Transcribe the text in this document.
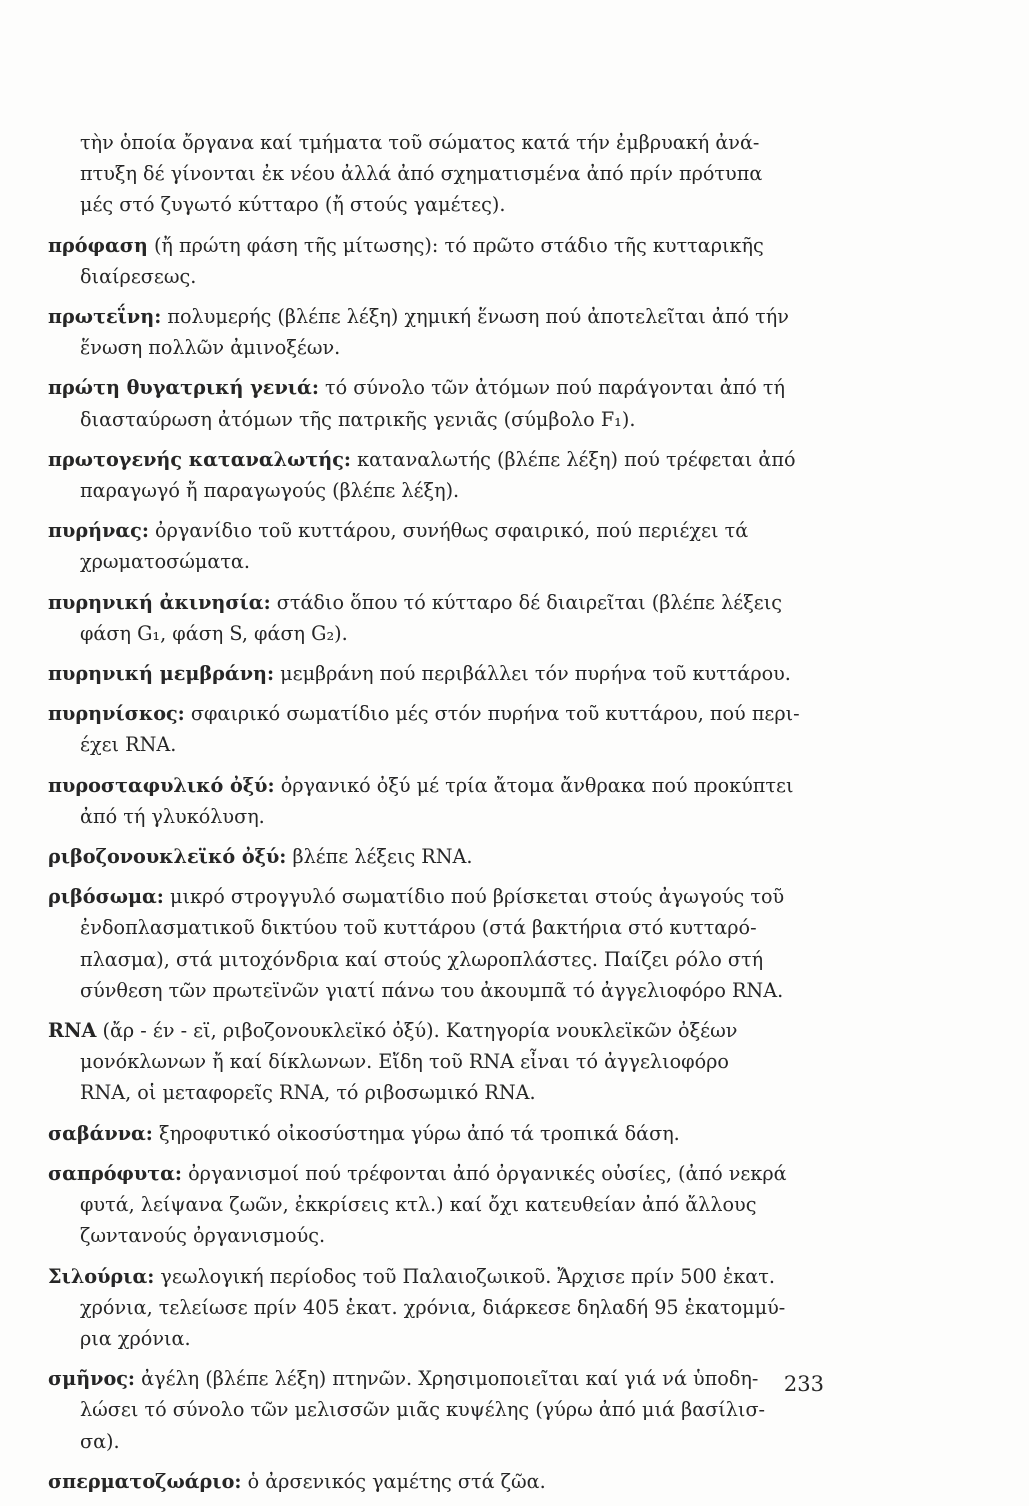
τὴν ὁποία ὄργανα καί τμήματα τοῦ σώματος κατά τήν ἐμβρυακή ἀνά-
πτυξη δέ γίνονται ἐκ νέου ἀλλά ἀπό σχηματισμένα ἀπό πρίν πρότυπα
μές στό ζυγωτό κύτταρο (ἤ στούς γαμέτες).
πρόφαση (ἤ πρώτη φάση τῆς μίτωσης): τό πρῶτο στάδιο τῆς κυτταρικῆς
διαίρεσεως.
πρωτεΐνη: πολυμερής (βλέπε λέξη) χημική ἕνωση πού ἀποτελεῖται ἀπό τήν
ἕνωση πολλῶν ἀμινοξέων.
πρώτη θυγατρική γενιά: τό σύνολο τῶν ἀτόμων πού παράγονται ἀπό τή
διασταύρωση ἀτόμων τῆς πατρικῆς γενιᾶς (σύμβολο F₁).
πρωτογενής καταναλωτής: καταναλωτής (βλέπε λέξη) πού τρέφεται ἀπό
παραγωγό ἤ παραγωγούς (βλέπε λέξη).
πυρήνας: ὀργανίδιο τοῦ κυττάρου, συνήθως σφαιρικό, πού περιέχει τά
χρωματοσώματα.
πυρηνική ἀκινησία: στάδιο ὅπου τό κύτταρο δέ διαιρεῖται (βλέπε λέξεις
φάση G₁, φάση S, φάση G₂).
πυρηνική μεμβράνη: μεμβράνη πού περιβάλλει τόν πυρήνα τοῦ κυττάρου.
πυρηνίσκος: σφαιρικό σωματίδιο μές στόν πυρήνα τοῦ κυττάρου, πού περι-
έχει RNA.
πυροσταφυλικό ὀξύ: ὀργανικό ὀξύ μέ τρία ἄτομα ἄνθρακα πού προκύπτει
ἀπό τή γλυκόλυση.
ριβοζονουκλεϊκό ὀξύ: βλέπε λέξεις RNA.
ριβόσωμα: μικρό στρογγυλό σωματίδιο πού βρίσκεται στούς ἀγωγούς τοῦ
ἐνδοπλασματικοῦ δικτύου τοῦ κυττάρου (στά βακτήρια στό κυτταρό-
πλασμα), στά μιτοχόνδρια καί στούς χλωροπλάστες. Παίζει ρόλο στή
σύνθεση τῶν πρωτεϊνῶν γιατί πάνω του ἀκουμπᾶ τό ἀγγελιοφόρο RNA.
RNA (ἄρ - έν - εϊ, ριβοζονουκλεϊκό ὀξύ). Κατηγορία νουκλεϊκῶν ὀξέων
μονόκλωνων ἤ καί δίκλωνων. Εἴδη τοῦ RNA εἶναι τό ἀγγελιοφόρο
RNA, οἱ μεταφορεῖς RNA, τό ριβοσωμικό RNA.
σαβάννα: ξηροφυτικό οἰκοσύστημα γύρω ἀπό τά τροπικά δάση.
σαπρόφυτα: ὀργανισμοί πού τρέφονται ἀπό ὀργανικές οὐσίες, (ἀπό νεκρά
φυτά, λείψανα ζωῶν, ἐκκρίσεις κτλ.) καί ὄχι κατευθείαν ἀπό ἄλλους
ζωντανούς ὀργανισμούς.
Σιλούρια: γεωλογική περίοδος τοῦ Παλαιοζωικοῦ. Ἄρχισε πρίν 500 ἑκατ.
χρόνια, τελείωσε πρίν 405 ἑκατ. χρόνια, διάρκεσε δηλαδή 95 ἑκατομμύ-
ρια χρόνια.
σμῆνος: ἀγέλη (βλέπε λέξη) πτηνῶν. Χρησιμοποιεῖται καί γιά νά ὑποδη-
λώσει τό σύνολο τῶν μελισσῶν μιᾶς κυψέλης (γύρω ἀπό μιά βασίλισ-
σα).
σπερματοζωάριο: ὁ ἀρσενικός γαμέτης στά ζῶα.
233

_GIVEN EXERCISE_.
Omit any images, then output the listing exactly.

_THE SOLUTION_.
Transcribe the text in this document.
τὴν ὁποία ὄργανα καί τμήματα τοῦ σώματος κατά τήν ἐμβρυακή ἀνά-
πτυξη δέ γίνονται ἐκ νέου ἀλλά ἀπό σχηματισμένα ἀπό πρίν πρότυπα
μές στό ζυγωτό κύτταρο (ἤ στούς γαμέτες).
πρόφαση (ἤ πρώτη φάση τῆς μίτωσης): τό πρῶτο στάδιο τῆς κυτταρικῆς
διαίρεσεως.
πρωτεΐνη: πολυμερής (βλέπε λέξη) χημική ἕνωση πού ἀποτελεῖται ἀπό τήν
ἕνωση πολλῶν ἀμινοξέων.
πρώτη θυγατρική γενιά: τό σύνολο τῶν ἀτόμων πού παράγονται ἀπό τή
διασταύρωση ἀτόμων τῆς πατρικῆς γενιᾶς (σύμβολο F₁).
πρωτογενής καταναλωτής: καταναλωτής (βλέπε λέξη) πού τρέφεται ἀπό
παραγωγό ἤ παραγωγούς (βλέπε λέξη).
πυρήνας: ὀργανίδιο τοῦ κυττάρου, συνήθως σφαιρικό, πού περιέχει τά
χρωματοσώματα.
πυρηνική ἀκινησία: στάδιο ὅπου τό κύτταρο δέ διαιρεῖται (βλέπε λέξεις
φάση G₁, φάση S, φάση G₂).
πυρηνική μεμβράνη: μεμβράνη πού περιβάλλει τόν πυρήνα τοῦ κυττάρου.
πυρηνίσκος: σφαιρικό σωματίδιο μές στόν πυρήνα τοῦ κυττάρου, πού περι-
έχει RNA.
πυροσταφυλικό ὀξύ: ὀργανικό ὀξύ μέ τρία ἄτομα ἄνθρακα πού προκύπτει
ἀπό τή γλυκόλυση.
ριβοζονουκλεϊκό ὀξύ: βλέπε λέξεις RNA.
ριβόσωμα: μικρό στρογγυλό σωματίδιο πού βρίσκεται στούς ἀγωγούς τοῦ
ἐνδοπλασματικοῦ δικτύου τοῦ κυττάρου (στά βακτήρια στό κυτταρό-
πλασμα), στά μιτοχόνδρια καί στούς χλωροπλάστες. Παίζει ρόλο στή
σύνθεση τῶν πρωτεϊνῶν γιατί πάνω του ἀκουμπᾶ τό ἀγγελιοφόρο RNA.
RNA (ἄρ - έν - εϊ, ριβοζονουκλεϊκό ὀξύ). Κατηγορία νουκλεϊκῶν ὀξέων
μονόκλωνων ἤ καί δίκλωνων. Εἴδη τοῦ RNA εἶναι τό ἀγγελιοφόρο
RNA, οἱ μεταφορεῖς RNA, τό ριβοσωμικό RNA.
σαβάννα: ξηροφυτικό οἰκοσύστημα γύρω ἀπό τά τροπικά δάση.
σαπρόφυτα: ὀργανισμοί πού τρέφονται ἀπό ὀργανικές οὐσίες, (ἀπό νεκρά
φυτά, λείψανα ζωῶν, ἐκκρίσεις κτλ.) καί ὄχι κατευθείαν ἀπό ἄλλους
ζωντανούς ὀργανισμούς.
Σιλούρια: γεωλογική περίοδος τοῦ Παλαιοζωικοῦ. Ἄρχισε πρίν 500 ἑκατ.
χρόνια, τελείωσε πρίν 405 ἑκατ. χρόνια, διάρκεσε δηλαδή 95 ἑκατομμύ-
ρια χρόνια.
σμῆνος: ἀγέλη (βλέπε λέξη) πτηνῶν. Χρησιμοποιεῖται καί γιά νά ὑποδη-
λώσει τό σύνολο τῶν μελισσῶν μιᾶς κυψέλης (γύρω ἀπό μιά βασίλισ-
σα).
σπερματοζωάριο: ὁ ἀρσενικός γαμέτης στά ζῶα.
233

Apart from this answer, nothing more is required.